◆ What is asked:
Count every line that includes the string "Connection" in the entries that follow. Nothing besides the number is needed.

◆ Data section:
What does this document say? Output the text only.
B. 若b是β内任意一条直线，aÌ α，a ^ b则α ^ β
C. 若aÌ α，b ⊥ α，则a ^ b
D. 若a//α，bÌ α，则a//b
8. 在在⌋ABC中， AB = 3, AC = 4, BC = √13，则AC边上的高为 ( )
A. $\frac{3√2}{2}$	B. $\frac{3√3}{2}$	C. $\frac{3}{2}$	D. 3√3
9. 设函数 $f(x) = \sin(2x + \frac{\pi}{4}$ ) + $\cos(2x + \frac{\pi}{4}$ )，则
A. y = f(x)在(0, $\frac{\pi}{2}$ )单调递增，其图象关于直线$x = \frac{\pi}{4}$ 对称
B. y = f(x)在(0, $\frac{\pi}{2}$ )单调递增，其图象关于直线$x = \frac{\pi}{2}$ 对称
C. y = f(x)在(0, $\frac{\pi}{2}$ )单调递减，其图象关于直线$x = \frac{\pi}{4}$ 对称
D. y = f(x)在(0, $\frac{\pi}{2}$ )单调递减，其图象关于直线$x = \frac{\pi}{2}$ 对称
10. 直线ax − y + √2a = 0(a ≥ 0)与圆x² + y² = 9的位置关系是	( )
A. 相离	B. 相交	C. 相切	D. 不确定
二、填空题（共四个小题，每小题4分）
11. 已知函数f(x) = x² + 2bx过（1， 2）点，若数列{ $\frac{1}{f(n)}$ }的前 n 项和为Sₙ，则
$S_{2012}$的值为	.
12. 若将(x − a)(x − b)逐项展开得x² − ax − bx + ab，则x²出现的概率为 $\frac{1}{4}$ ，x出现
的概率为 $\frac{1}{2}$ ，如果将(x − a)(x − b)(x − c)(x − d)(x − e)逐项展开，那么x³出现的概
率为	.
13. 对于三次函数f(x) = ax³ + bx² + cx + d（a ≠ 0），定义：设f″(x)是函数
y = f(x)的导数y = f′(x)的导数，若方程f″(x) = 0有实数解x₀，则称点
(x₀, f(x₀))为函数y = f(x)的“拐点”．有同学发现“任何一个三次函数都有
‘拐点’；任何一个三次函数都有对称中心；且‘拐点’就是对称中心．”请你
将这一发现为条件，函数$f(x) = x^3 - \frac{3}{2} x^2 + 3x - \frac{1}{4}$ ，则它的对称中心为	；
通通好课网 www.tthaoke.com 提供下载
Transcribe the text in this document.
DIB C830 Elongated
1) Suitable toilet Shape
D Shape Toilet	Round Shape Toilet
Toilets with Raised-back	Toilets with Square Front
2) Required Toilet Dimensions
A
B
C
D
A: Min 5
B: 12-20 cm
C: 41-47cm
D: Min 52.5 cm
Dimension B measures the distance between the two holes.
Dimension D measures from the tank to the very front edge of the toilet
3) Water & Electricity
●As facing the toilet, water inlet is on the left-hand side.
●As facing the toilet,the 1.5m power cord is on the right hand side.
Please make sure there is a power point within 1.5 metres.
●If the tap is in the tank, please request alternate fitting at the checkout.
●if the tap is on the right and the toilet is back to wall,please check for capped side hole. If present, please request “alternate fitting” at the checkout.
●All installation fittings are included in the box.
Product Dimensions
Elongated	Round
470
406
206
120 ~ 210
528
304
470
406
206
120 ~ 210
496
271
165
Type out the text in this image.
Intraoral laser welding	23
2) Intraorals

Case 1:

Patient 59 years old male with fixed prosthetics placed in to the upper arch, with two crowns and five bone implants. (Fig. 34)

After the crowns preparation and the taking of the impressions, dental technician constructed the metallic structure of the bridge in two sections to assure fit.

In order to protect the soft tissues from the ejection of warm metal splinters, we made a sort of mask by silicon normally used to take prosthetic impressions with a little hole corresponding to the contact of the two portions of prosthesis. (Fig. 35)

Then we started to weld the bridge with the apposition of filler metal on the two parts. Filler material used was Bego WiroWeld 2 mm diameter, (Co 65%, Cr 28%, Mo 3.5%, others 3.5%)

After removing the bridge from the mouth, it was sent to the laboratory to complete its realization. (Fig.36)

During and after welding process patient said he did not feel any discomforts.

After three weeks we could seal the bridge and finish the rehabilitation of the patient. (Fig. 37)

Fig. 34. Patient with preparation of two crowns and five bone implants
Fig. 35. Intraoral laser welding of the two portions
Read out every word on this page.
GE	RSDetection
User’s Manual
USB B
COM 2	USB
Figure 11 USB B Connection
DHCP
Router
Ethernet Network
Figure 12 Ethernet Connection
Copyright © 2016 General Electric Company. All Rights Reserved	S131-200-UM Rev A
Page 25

◆ Worked answer:
2